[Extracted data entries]
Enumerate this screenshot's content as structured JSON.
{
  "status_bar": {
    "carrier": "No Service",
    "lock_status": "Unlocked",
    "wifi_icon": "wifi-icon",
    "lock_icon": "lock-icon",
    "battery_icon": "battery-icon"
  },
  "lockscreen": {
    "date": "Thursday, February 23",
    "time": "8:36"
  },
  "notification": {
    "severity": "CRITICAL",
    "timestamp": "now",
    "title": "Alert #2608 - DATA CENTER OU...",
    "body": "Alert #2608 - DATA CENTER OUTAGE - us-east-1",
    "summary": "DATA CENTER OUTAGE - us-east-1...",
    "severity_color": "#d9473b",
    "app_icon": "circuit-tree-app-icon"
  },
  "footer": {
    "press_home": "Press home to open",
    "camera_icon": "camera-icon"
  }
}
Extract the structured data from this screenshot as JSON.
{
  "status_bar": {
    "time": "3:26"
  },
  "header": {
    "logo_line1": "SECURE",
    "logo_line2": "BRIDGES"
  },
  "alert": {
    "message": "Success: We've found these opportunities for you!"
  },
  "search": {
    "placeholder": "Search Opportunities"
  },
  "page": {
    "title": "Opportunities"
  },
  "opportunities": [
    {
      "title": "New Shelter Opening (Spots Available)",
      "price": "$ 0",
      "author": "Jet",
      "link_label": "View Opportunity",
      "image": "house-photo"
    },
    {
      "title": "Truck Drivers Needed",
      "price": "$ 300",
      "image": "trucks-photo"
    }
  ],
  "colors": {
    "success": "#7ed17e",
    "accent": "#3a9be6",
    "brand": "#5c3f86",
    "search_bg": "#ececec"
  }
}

■ INSTRUCTIONS FOR THE TASK ■
Give the entries again in full, exactly as they are written.

■ PROBLEM SOLUTION ■
Enumerate this screenshot's content as structured JSON.
{
  "status_bar": {
    "carrier": "No Service",
    "lock_status": "Unlocked",
    "wifi_icon": "wifi-icon",
    "lock_icon": "lock-icon",
    "battery_icon": "battery-icon"
  },
  "lockscreen": {
    "date": "Thursday, February 23",
    "time": "8:36"
  },
  "notification": {
    "severity": "CRITICAL",
    "timestamp": "now",
    "title": "Alert #2608 - DATA CENTER OU...",
    "body": "Alert #2608 - DATA CENTER OUTAGE - us-east-1",
    "summary": "DATA CENTER OUTAGE - us-east-1...",
    "severity_color": "#d9473b",
    "app_icon": "circuit-tree-app-icon"
  },
  "footer": {
    "press_home": "Press home to open",
    "camera_icon": "camera-icon"
  }
}
Extract the structured data from this screenshot as JSON.
{
  "status_bar": {
    "time": "3:26"
  },
  "header": {
    "logo_line1": "SECURE",
    "logo_line2": "BRIDGES"
  },
  "alert": {
    "message": "Success: We've found these opportunities for you!"
  },
  "search": {
    "placeholder": "Search Opportunities"
  },
  "page": {
    "title": "Opportunities"
  },
  "opportunities": [
    {
      "title": "New Shelter Opening (Spots Available)",
      "price": "$ 0",
      "author": "Jet",
      "link_label": "View Opportunity",
      "image": "house-photo"
    },
    {
      "title": "Truck Drivers Needed",
      "price": "$ 300",
      "image": "trucks-photo"
    }
  ],
  "colors": {
    "success": "#7ed17e",
    "accent": "#3a9be6",
    "brand": "#5c3f86",
    "search_bg": "#ececec"
  }
}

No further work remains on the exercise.